| Exercise |
Copy each record exactly as it reads, leaving out any pictures it holds.

┌──

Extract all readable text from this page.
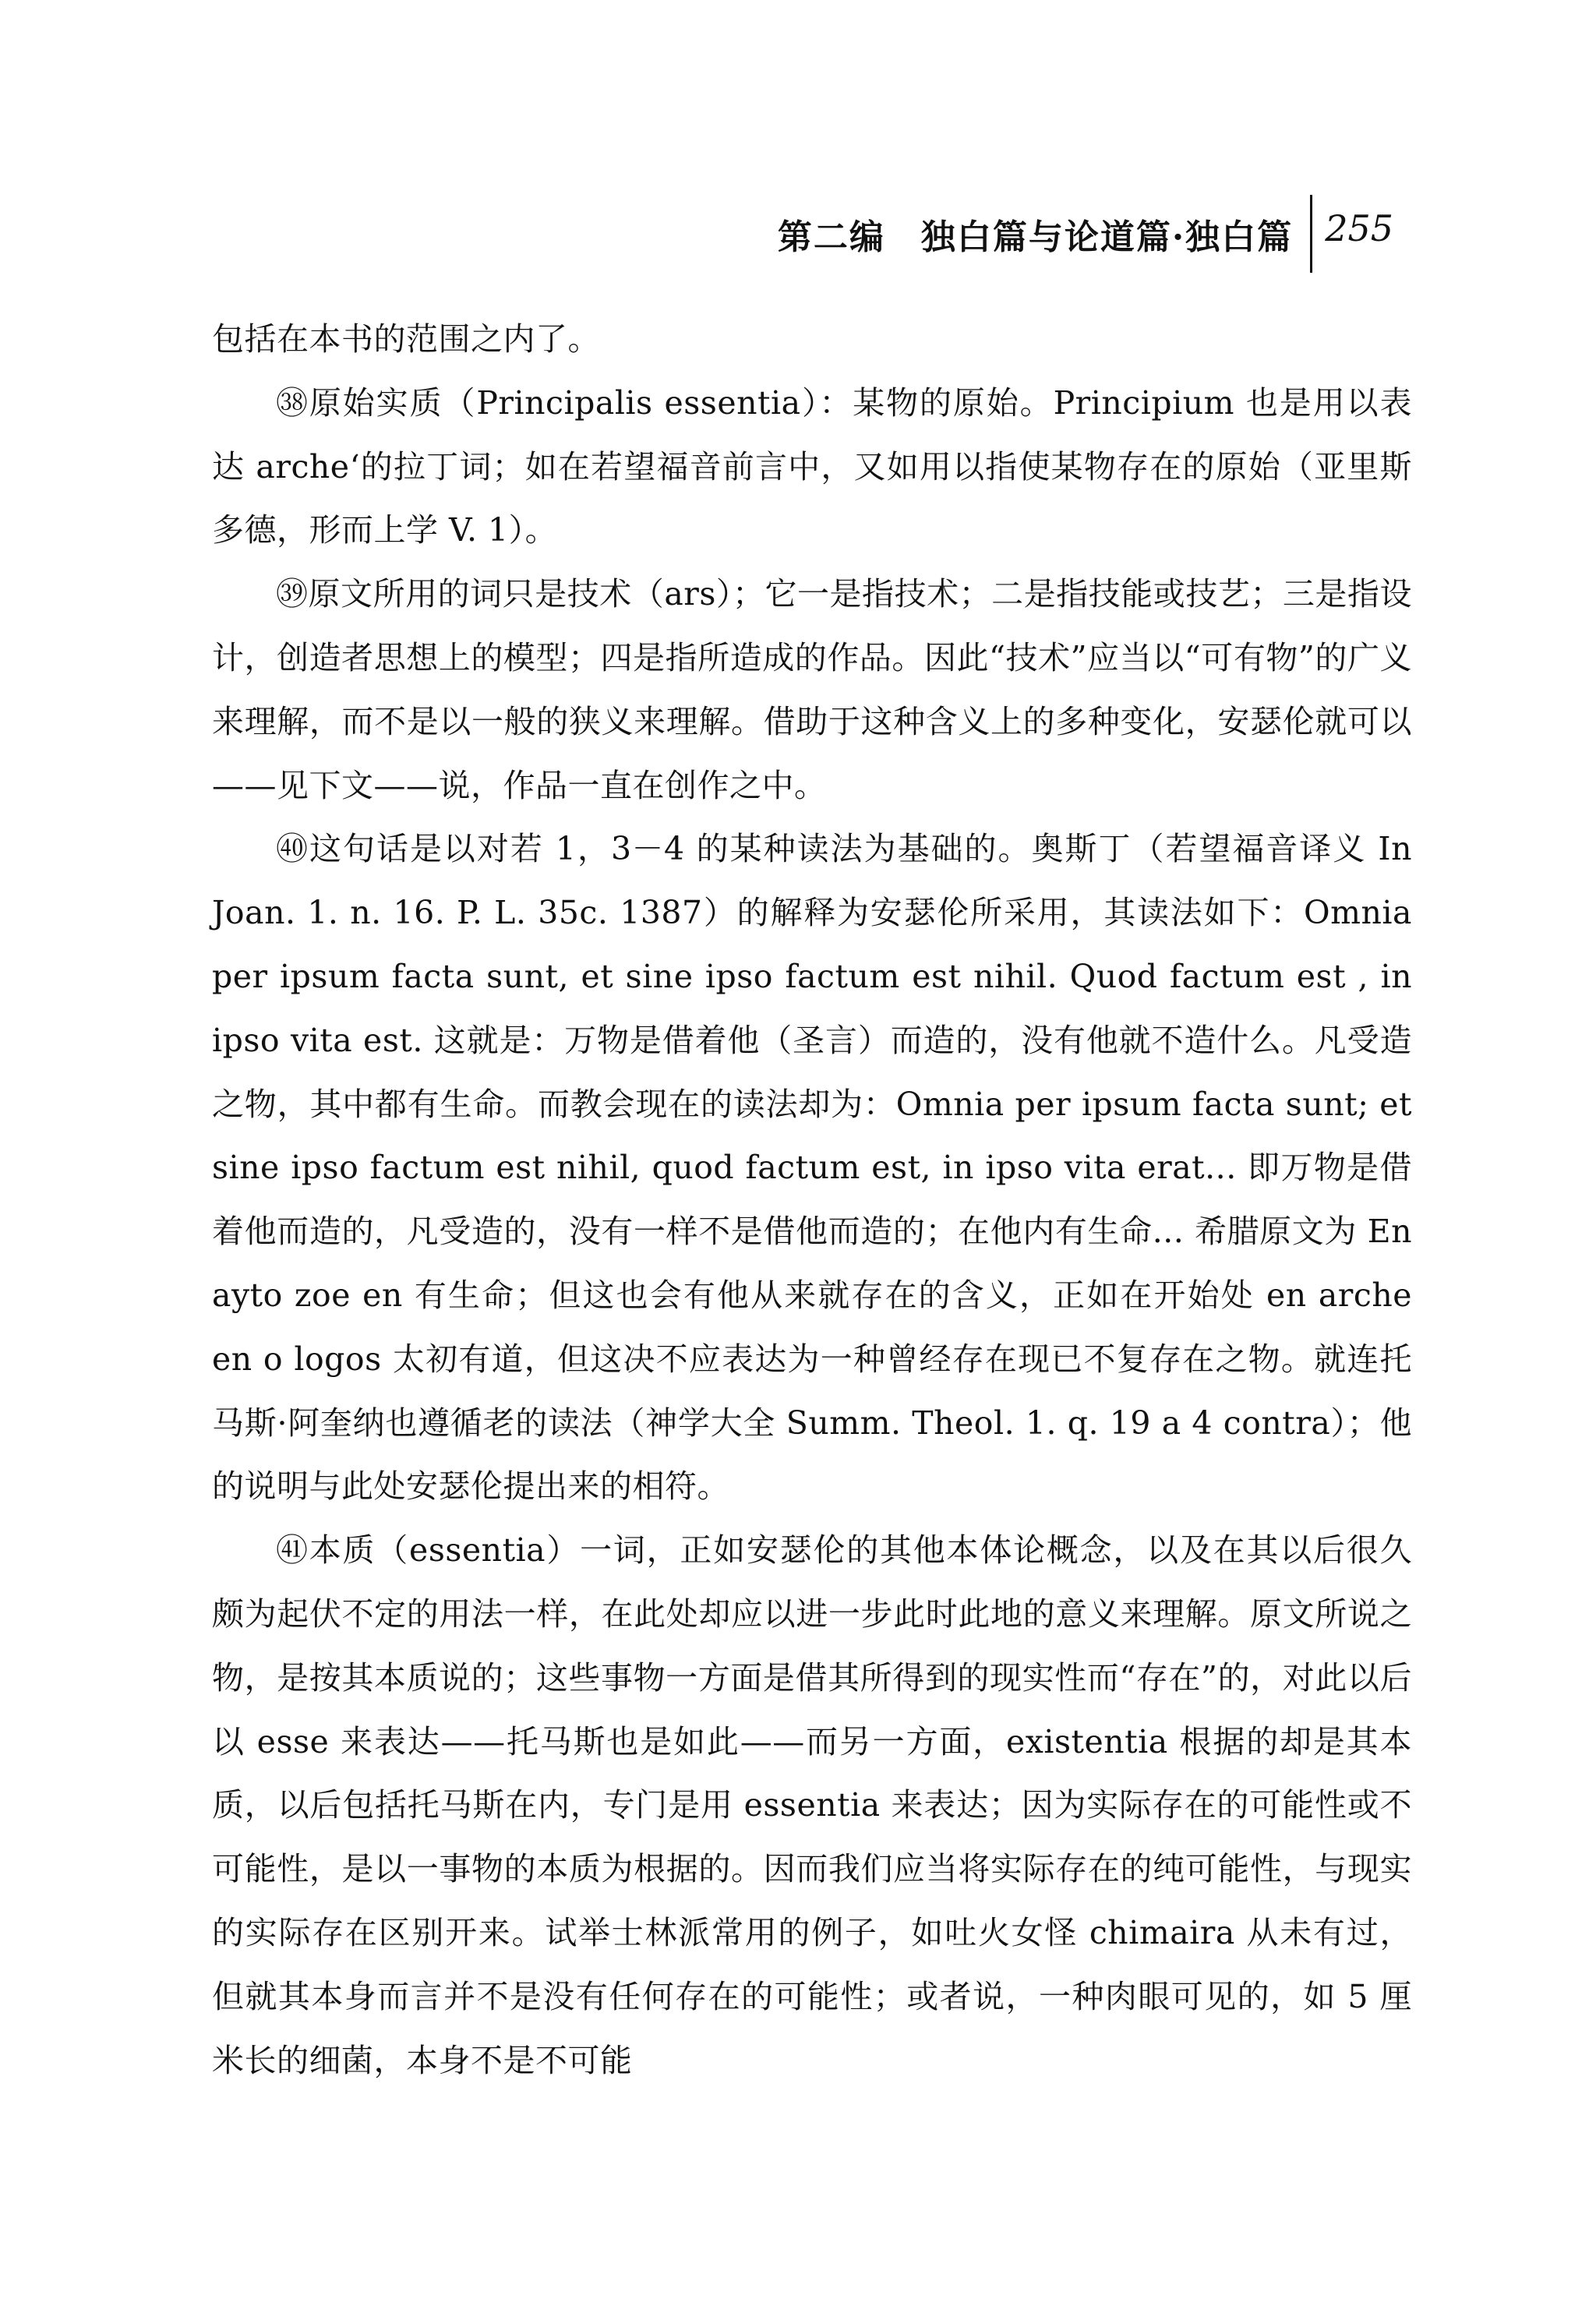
第二编　独白篇与论道篇·独白篇 255

包括在本书的范围之内了。

㊳原始实质（Principalis essentia）：某物的原始。Principium 也是用以表达 arche‘的拉丁词；如在若望福音前言中，又如用以指使某物存在的原始（亚里斯多德，形而上学 V. 1）。

㊴原文所用的词只是技术（ars）；它一是指技术；二是指技能或技艺；三是指设计，创造者思想上的模型；四是指所造成的作品。因此“技术”应当以“可有物”的广义来理解，而不是以一般的狭义来理解。借助于这种含义上的多种变化，安瑟伦就可以——见下文——说，作品一直在创作之中。

㊵这句话是以对若 1，3－4 的某种读法为基础的。奥斯丁（若望福音译义 In Joan. 1. n. 16. P. L. 35c. 1387）的解释为安瑟伦所采用，其读法如下：Omnia per ipsum facta sunt, et sine ipso factum est nihil. Quod factum est , in ipso vita est. 这就是：万物是借着他（圣言）而造的，没有他就不造什么。凡受造之物，其中都有生命。而教会现在的读法却为：Omnia per ipsum facta sunt; et sine ipso factum est nihil, quod factum est, in ipso vita erat... 即万物是借着他而造的，凡受造的，没有一样不是借他而造的；在他内有生命... 希腊原文为 En ayto zoe en 有生命；但这也会有他从来就存在的含义，正如在开始处 en arche en o logos 太初有道，但这决不应表达为一种曾经存在现已不复存在之物。就连托马斯·阿奎纳也遵循老的读法（神学大全 Summ. Theol. 1. q. 19 a 4 contra）；他的说明与此处安瑟伦提出来的相符。

㊶本质（essentia）一词，正如安瑟伦的其他本体论概念，以及在其以后很久颇为起伏不定的用法一样，在此处却应以进一步此时此地的意义来理解。原文所说之物，是按其本质说的；这些事物一方面是借其所得到的现实性而“存在”的，对此以后以 esse 来表达——托马斯也是如此——而另一方面，existentia 根据的却是其本质，以后包括托马斯在内，专门是用 essentia 来表达；因为实际存在的可能性或不可能性，是以一事物的本质为根据的。因而我们应当将实际存在的纯可能性，与现实的实际存在区别开来。试举士林派常用的例子，如吐火女怪 chimaira 从未有过，但就其本身而言并不是没有任何存在的可能性；或者说，一种肉眼可见的，如 5 厘米长的细菌，本身不是不可能
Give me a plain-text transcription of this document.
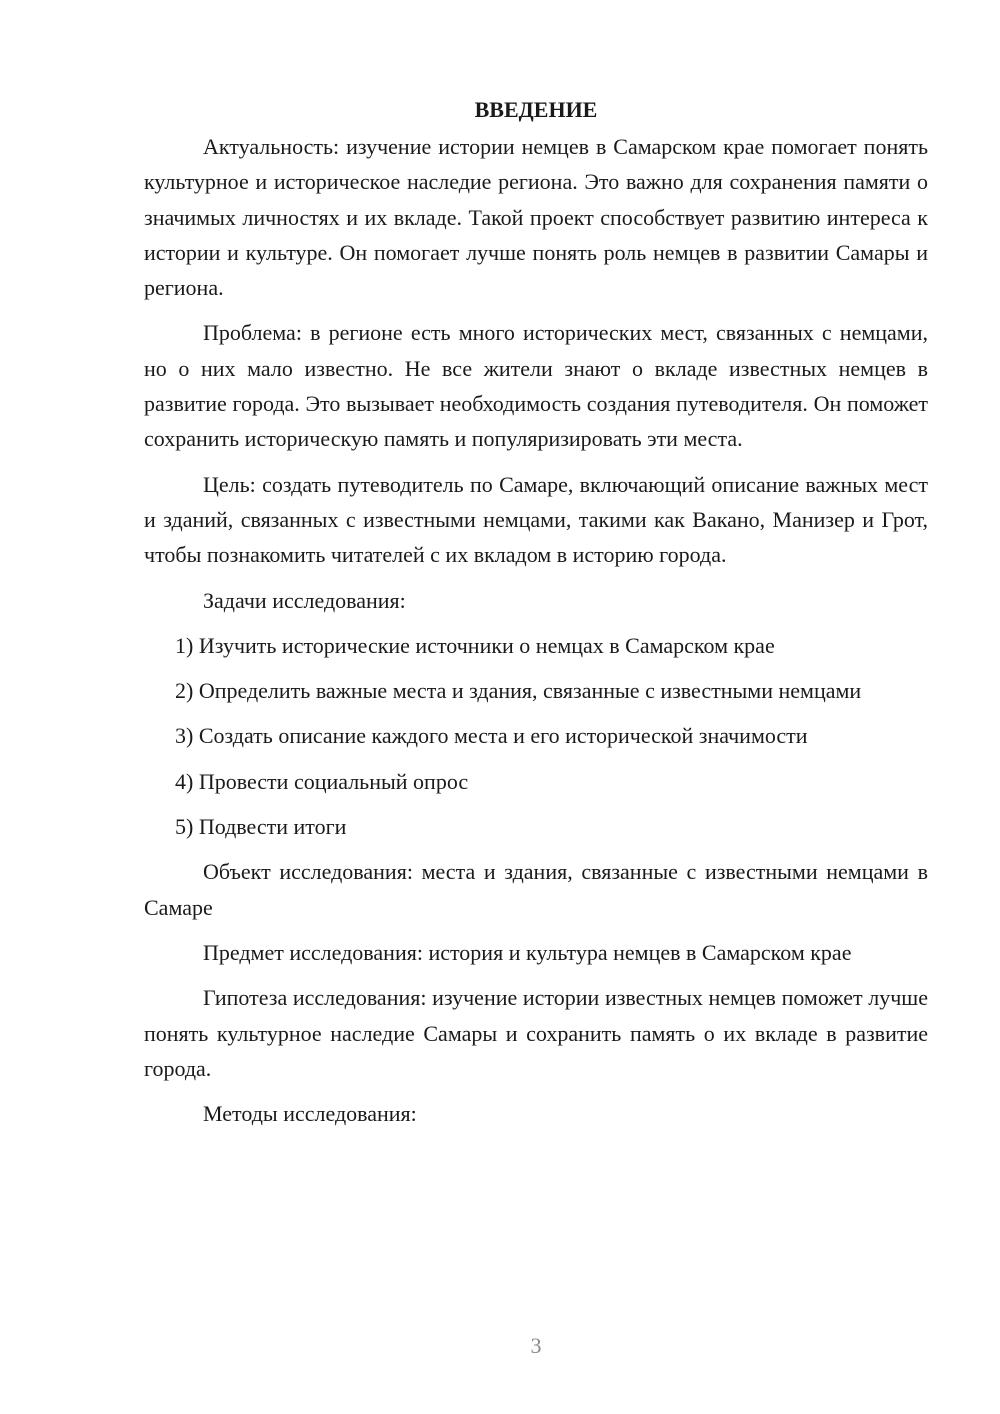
ВВЕДЕНИЕ

Актуальность: изучение истории немцев в Самарском крае помогает понять культурное и историческое наследие региона. Это важно для сохранения памяти о значимых личностях и их вкладе. Такой проект способствует развитию интереса к истории и культуре. Он помогает лучше понять роль немцев в развитии Самары и региона.

Проблема: в регионе есть много исторических мест, связанных с немцами, но о них мало известно. Не все жители знают о вкладе известных немцев в развитие города. Это вызывает необходимость создания путеводителя. Он поможет сохранить историческую память и популяризировать эти места.

Цель: создать путеводитель по Самаре, включающий описание важных мест и зданий, связанных с известными немцами, такими как Вакано, Манизер и Грот, чтобы познакомить читателей с их вкладом в историю города.

Задачи исследования:

1) Изучить исторические источники о немцах в Самарском крае

2) Определить важные места и здания, связанные с известными немцами

3) Создать описание каждого места и его исторической значимости

4) Провести социальный опрос

5) Подвести итоги

Объект исследования: места и здания, связанные с известными немцами в Самаре

Предмет исследования: история и культура немцев в Самарском крае

Гипотеза исследования: изучение истории известных немцев поможет лучше понять культурное наследие Самары и сохранить память о их вкладе в развитие города.

Методы исследования:

3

└──

| Task result |
Extract all readable text from this page.
第二编　独白篇与论道篇·独白篇 255

包括在本书的范围之内了。

㊳原始实质（Principalis essentia）：某物的原始。Principium 也是用以表达 arche‘的拉丁词；如在若望福音前言中，又如用以指使某物存在的原始（亚里斯多德，形而上学 V. 1）。

㊴原文所用的词只是技术（ars）；它一是指技术；二是指技能或技艺；三是指设计，创造者思想上的模型；四是指所造成的作品。因此“技术”应当以“可有物”的广义来理解，而不是以一般的狭义来理解。借助于这种含义上的多种变化，安瑟伦就可以——见下文——说，作品一直在创作之中。

㊵这句话是以对若 1，3－4 的某种读法为基础的。奥斯丁（若望福音译义 In Joan. 1. n. 16. P. L. 35c. 1387）的解释为安瑟伦所采用，其读法如下：Omnia per ipsum facta sunt, et sine ipso factum est nihil. Quod factum est , in ipso vita est. 这就是：万物是借着他（圣言）而造的，没有他就不造什么。凡受造之物，其中都有生命。而教会现在的读法却为：Omnia per ipsum facta sunt; et sine ipso factum est nihil, quod factum est, in ipso vita erat... 即万物是借着他而造的，凡受造的，没有一样不是借他而造的；在他内有生命... 希腊原文为 En ayto zoe en 有生命；但这也会有他从来就存在的含义，正如在开始处 en arche en o logos 太初有道，但这决不应表达为一种曾经存在现已不复存在之物。就连托马斯·阿奎纳也遵循老的读法（神学大全 Summ. Theol. 1. q. 19 a 4 contra）；他的说明与此处安瑟伦提出来的相符。

㊶本质（essentia）一词，正如安瑟伦的其他本体论概念，以及在其以后很久颇为起伏不定的用法一样，在此处却应以进一步此时此地的意义来理解。原文所说之物，是按其本质说的；这些事物一方面是借其所得到的现实性而“存在”的，对此以后以 esse 来表达——托马斯也是如此——而另一方面，existentia 根据的却是其本质，以后包括托马斯在内，专门是用 essentia 来表达；因为实际存在的可能性或不可能性，是以一事物的本质为根据的。因而我们应当将实际存在的纯可能性，与现实的实际存在区别开来。试举士林派常用的例子，如吐火女怪 chimaira 从未有过，但就其本身而言并不是没有任何存在的可能性；或者说，一种肉眼可见的，如 5 厘米长的细菌，本身不是不可能
Give me a plain-text transcription of this document.
ВВЕДЕНИЕ

Актуальность: изучение истории немцев в Самарском крае помогает понять культурное и историческое наследие региона. Это важно для сохранения памяти о значимых личностях и их вкладе. Такой проект способствует развитию интереса к истории и культуре. Он помогает лучше понять роль немцев в развитии Самары и региона.

Проблема: в регионе есть много исторических мест, связанных с немцами, но о них мало известно. Не все жители знают о вкладе известных немцев в развитие города. Это вызывает необходимость создания путеводителя. Он поможет сохранить историческую память и популяризировать эти места.

Цель: создать путеводитель по Самаре, включающий описание важных мест и зданий, связанных с известными немцами, такими как Вакано, Манизер и Грот, чтобы познакомить читателей с их вкладом в историю города.

Задачи исследования:

1) Изучить исторические источники о немцах в Самарском крае

2) Определить важные места и здания, связанные с известными немцами

3) Создать описание каждого места и его исторической значимости

4) Провести социальный опрос

5) Подвести итоги

Объект исследования: места и здания, связанные с известными немцами в Самаре

Предмет исследования: история и культура немцев в Самарском крае

Гипотеза исследования: изучение истории известных немцев поможет лучше понять культурное наследие Самары и сохранить память о их вкладе в развитие города.

Методы исследования:

3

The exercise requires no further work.